→ Objective:
Your task is to transcribe the records exactly, skipping every image.
** start Exercise input **
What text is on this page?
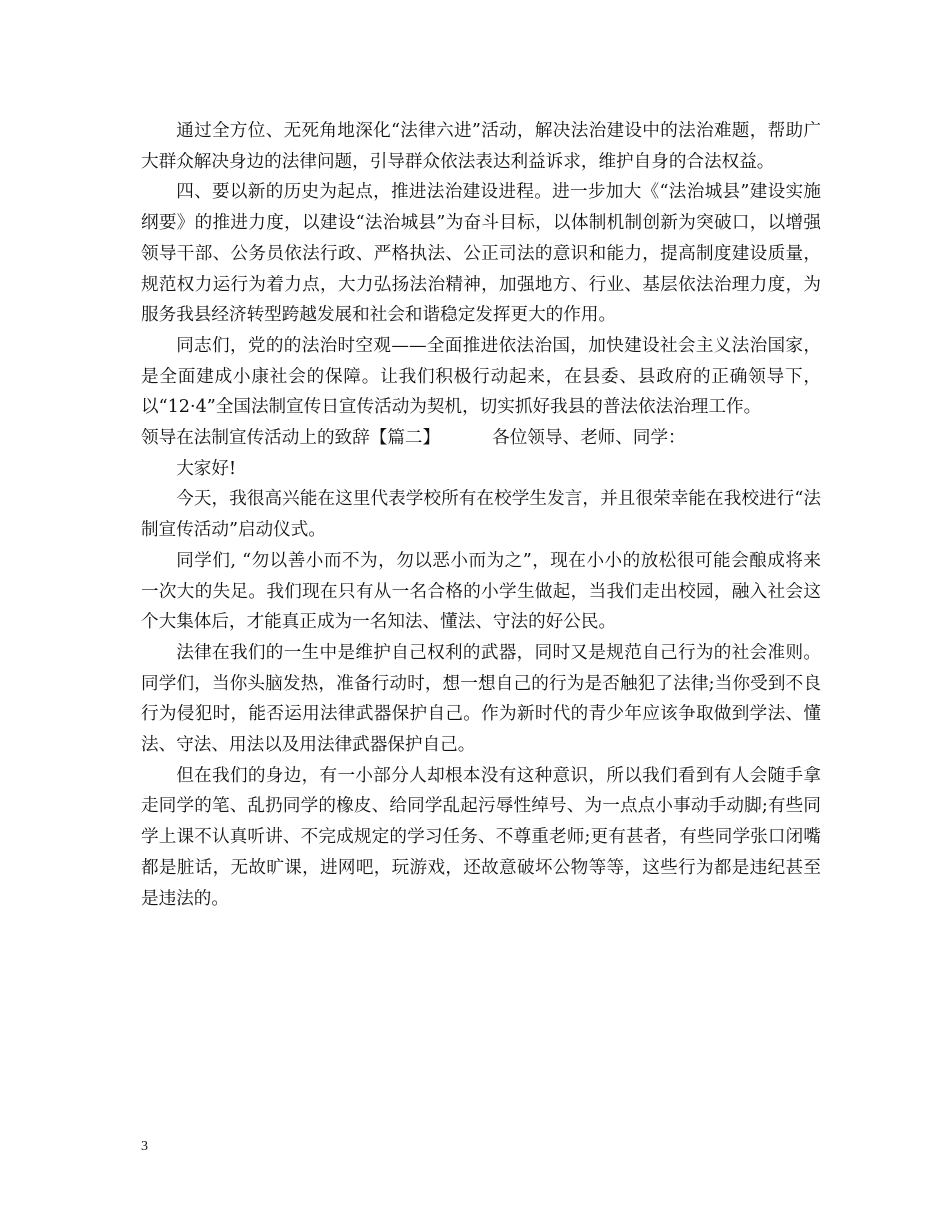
通过全方位、无死角地深化“法律六进”活动，解决法治建设中的法治难题，帮助广大群众解决身边的法律问题，引导群众依法表达利益诉求，维护自身的合法权益。

四、要以新的历史为起点，推进法治建设进程。进一步加大《“法治城县”建设实施纲要》的推进力度，以建设“法治城县”为奋斗目标，以体制机制创新为突破口，以增强领导干部、公务员依法行政、严格执法、公正司法的意识和能力，提高制度建设质量，规范权力运行为着力点，大力弘扬法治精神，加强地方、行业、基层依法治理力度，为服务我县经济转型跨越发展和社会和谐稳定发挥更大的作用。

同志们，党的的法治时空观——全面推进依法治国，加快建设社会主义法治国家，是全面建成小康社会的保障。让我们积极行动起来，在县委、县政府的正确领导下，以“12·4”全国法制宣传日宣传活动为契机，切实抓好我县的普法依法治理工作。

领导在法制宣传活动上的致辞【篇二】	各位领导、老师、同学：

大家好!

今天，我很高兴能在这里代表学校所有在校学生发言，并且很荣幸能在我校进行“法制宣传活动”启动仪式。

同学们, “勿以善小而不为，勿以恶小而为之”，现在小小的放松很可能会酿成将来一次大的失足。我们现在只有从一名合格的小学生做起，当我们走出校园，融入社会这个大集体后，才能真正成为一名知法、懂法、守法的好公民。

法律在我们的一生中是维护自己权利的武器，同时又是规范自己行为的社会准则。同学们，当你头脑发热，准备行动时，想一想自己的行为是否触犯了法律;当你受到不良行为侵犯时，能否运用法律武器保护自己。作为新时代的青少年应该争取做到学法、懂法、守法、用法以及用法律武器保护自己。

但在我们的身边，有一小部分人却根本没有这种意识，所以我们看到有人会随手拿走同学的笔、乱扔同学的橡皮、给同学乱起污辱性绰号、为一点点小事动手动脚;有些同学上课不认真听讲、不完成规定的学习任务、不尊重老师;更有甚者，有些同学张口闭嘴都是脏话，无故旷课，进网吧，玩游戏，还故意破坏公物等等，这些行为都是违纪甚至是违法的。

3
** end Exercise input **
→ The output:
What text is on this page?
通过全方位、无死角地深化“法律六进”活动，解决法治建设中的法治难题，帮助广大群众解决身边的法律问题，引导群众依法表达利益诉求，维护自身的合法权益。

四、要以新的历史为起点，推进法治建设进程。进一步加大《“法治城县”建设实施纲要》的推进力度，以建设“法治城县”为奋斗目标，以体制机制创新为突破口，以增强领导干部、公务员依法行政、严格执法、公正司法的意识和能力，提高制度建设质量，规范权力运行为着力点，大力弘扬法治精神，加强地方、行业、基层依法治理力度，为服务我县经济转型跨越发展和社会和谐稳定发挥更大的作用。

同志们，党的的法治时空观——全面推进依法治国，加快建设社会主义法治国家，是全面建成小康社会的保障。让我们积极行动起来，在县委、县政府的正确领导下，以“12·4”全国法制宣传日宣传活动为契机，切实抓好我县的普法依法治理工作。

领导在法制宣传活动上的致辞【篇二】	各位领导、老师、同学：

大家好!

今天，我很高兴能在这里代表学校所有在校学生发言，并且很荣幸能在我校进行“法制宣传活动”启动仪式。

同学们, “勿以善小而不为，勿以恶小而为之”，现在小小的放松很可能会酿成将来一次大的失足。我们现在只有从一名合格的小学生做起，当我们走出校园，融入社会这个大集体后，才能真正成为一名知法、懂法、守法的好公民。

法律在我们的一生中是维护自己权利的武器，同时又是规范自己行为的社会准则。同学们，当你头脑发热，准备行动时，想一想自己的行为是否触犯了法律;当你受到不良行为侵犯时，能否运用法律武器保护自己。作为新时代的青少年应该争取做到学法、懂法、守法、用法以及用法律武器保护自己。

但在我们的身边，有一小部分人却根本没有这种意识，所以我们看到有人会随手拿走同学的笔、乱扔同学的橡皮、给同学乱起污辱性绰号、为一点点小事动手动脚;有些同学上课不认真听讲、不完成规定的学习任务、不尊重老师;更有甚者，有些同学张口闭嘴都是脏话，无故旷课，进网吧，玩游戏，还故意破坏公物等等，这些行为都是违纪甚至是违法的。

3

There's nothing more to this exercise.